Chart and figure data

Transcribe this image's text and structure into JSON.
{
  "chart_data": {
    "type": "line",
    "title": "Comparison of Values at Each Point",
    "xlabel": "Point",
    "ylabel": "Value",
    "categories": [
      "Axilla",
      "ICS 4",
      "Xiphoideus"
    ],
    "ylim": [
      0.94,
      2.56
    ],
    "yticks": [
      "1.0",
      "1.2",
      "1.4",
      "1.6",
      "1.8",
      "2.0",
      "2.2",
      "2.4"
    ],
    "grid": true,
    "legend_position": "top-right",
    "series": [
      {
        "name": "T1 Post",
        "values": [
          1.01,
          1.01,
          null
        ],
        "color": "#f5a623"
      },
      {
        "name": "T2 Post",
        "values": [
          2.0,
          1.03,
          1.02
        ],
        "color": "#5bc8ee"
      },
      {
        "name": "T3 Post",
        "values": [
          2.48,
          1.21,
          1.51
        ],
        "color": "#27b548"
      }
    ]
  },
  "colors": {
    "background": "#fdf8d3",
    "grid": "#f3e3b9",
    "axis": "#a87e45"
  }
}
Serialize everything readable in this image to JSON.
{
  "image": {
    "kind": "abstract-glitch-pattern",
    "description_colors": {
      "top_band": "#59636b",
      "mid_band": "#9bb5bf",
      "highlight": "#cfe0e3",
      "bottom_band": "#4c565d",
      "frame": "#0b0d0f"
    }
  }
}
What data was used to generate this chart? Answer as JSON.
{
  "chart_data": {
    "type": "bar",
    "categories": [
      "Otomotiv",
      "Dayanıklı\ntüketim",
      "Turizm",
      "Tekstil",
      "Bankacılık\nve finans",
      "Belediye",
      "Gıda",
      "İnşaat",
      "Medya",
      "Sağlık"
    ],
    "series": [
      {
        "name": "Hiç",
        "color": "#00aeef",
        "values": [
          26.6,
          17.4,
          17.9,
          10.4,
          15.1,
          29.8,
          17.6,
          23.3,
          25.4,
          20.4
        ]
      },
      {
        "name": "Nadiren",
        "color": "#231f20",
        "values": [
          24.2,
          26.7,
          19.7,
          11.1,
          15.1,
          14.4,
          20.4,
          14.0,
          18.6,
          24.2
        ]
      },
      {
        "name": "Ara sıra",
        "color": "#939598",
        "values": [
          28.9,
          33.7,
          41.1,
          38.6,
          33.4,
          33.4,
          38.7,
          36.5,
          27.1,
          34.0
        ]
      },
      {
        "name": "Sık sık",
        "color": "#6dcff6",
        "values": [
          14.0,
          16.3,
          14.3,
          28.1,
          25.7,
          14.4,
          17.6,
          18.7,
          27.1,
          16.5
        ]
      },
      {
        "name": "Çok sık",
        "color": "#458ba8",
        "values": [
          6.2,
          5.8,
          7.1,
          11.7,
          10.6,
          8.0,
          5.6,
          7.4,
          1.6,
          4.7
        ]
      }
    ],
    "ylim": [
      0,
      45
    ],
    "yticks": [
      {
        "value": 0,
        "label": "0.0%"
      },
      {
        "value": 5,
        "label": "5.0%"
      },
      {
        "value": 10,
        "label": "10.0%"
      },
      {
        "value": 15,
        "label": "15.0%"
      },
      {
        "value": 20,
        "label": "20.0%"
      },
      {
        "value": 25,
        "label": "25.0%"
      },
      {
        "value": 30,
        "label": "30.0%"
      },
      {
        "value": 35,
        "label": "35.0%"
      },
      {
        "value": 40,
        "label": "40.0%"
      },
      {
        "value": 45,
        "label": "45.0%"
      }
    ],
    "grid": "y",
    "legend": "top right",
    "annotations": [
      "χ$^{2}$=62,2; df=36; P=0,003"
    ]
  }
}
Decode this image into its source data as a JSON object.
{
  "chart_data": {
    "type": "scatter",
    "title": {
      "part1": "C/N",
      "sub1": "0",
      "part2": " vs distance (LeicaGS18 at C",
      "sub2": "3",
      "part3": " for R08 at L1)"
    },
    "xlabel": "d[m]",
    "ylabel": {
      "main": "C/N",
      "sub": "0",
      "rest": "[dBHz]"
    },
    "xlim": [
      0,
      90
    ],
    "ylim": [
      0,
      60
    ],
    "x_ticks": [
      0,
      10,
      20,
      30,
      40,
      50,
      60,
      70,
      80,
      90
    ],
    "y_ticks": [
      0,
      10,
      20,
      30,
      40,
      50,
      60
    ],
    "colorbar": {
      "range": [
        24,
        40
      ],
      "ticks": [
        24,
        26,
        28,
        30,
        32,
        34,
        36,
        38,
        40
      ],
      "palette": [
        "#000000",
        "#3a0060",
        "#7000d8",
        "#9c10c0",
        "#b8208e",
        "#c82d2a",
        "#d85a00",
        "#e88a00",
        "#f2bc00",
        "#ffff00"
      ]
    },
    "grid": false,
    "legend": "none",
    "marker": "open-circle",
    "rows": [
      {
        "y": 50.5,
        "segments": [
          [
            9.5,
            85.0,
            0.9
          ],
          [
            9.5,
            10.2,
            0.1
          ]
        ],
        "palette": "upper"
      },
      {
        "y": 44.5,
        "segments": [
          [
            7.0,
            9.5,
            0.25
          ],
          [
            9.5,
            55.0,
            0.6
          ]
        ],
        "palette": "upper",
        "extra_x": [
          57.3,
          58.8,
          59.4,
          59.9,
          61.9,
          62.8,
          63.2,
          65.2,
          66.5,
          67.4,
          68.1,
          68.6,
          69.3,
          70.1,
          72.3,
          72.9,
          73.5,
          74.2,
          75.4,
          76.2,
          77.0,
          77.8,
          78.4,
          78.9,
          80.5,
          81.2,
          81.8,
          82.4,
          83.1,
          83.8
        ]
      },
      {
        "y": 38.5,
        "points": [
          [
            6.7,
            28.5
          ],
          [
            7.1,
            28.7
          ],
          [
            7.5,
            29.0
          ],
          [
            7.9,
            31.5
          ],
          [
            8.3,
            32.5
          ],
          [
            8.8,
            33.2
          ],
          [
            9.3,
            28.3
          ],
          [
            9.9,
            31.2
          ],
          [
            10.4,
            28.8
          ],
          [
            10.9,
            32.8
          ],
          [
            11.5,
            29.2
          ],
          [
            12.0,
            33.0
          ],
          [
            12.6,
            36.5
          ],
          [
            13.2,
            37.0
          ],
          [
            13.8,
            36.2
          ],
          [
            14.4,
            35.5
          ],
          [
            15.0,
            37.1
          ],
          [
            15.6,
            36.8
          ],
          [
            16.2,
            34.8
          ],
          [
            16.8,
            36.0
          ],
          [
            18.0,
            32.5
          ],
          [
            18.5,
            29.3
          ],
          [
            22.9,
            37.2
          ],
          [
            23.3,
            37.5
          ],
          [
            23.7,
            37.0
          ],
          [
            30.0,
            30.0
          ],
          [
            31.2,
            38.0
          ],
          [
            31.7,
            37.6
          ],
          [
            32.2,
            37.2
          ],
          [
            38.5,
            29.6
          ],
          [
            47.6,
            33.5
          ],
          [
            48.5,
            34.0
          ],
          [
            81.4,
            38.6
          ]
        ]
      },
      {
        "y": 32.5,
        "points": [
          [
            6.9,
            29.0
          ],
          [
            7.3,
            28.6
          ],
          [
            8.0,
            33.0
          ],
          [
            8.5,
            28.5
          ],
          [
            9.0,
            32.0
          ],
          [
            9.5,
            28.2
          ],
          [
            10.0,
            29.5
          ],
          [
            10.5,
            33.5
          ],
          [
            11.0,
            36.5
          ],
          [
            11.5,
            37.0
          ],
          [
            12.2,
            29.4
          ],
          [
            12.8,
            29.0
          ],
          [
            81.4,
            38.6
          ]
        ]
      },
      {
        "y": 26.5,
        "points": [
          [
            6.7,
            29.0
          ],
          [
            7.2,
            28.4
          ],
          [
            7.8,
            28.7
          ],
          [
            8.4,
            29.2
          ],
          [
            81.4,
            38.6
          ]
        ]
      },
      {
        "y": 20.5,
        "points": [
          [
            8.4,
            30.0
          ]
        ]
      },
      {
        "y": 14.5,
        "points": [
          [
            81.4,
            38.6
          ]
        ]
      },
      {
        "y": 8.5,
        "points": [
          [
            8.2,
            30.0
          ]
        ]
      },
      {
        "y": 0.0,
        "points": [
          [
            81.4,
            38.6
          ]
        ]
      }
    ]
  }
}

__TO BE DONE__
Identify each line of the material where the word "Post" shows up, and copy it.

__EXERCISE SOLUTION__
        "name": "T1 Post",
        "name": "T2 Post",
        "name": "T3 Post",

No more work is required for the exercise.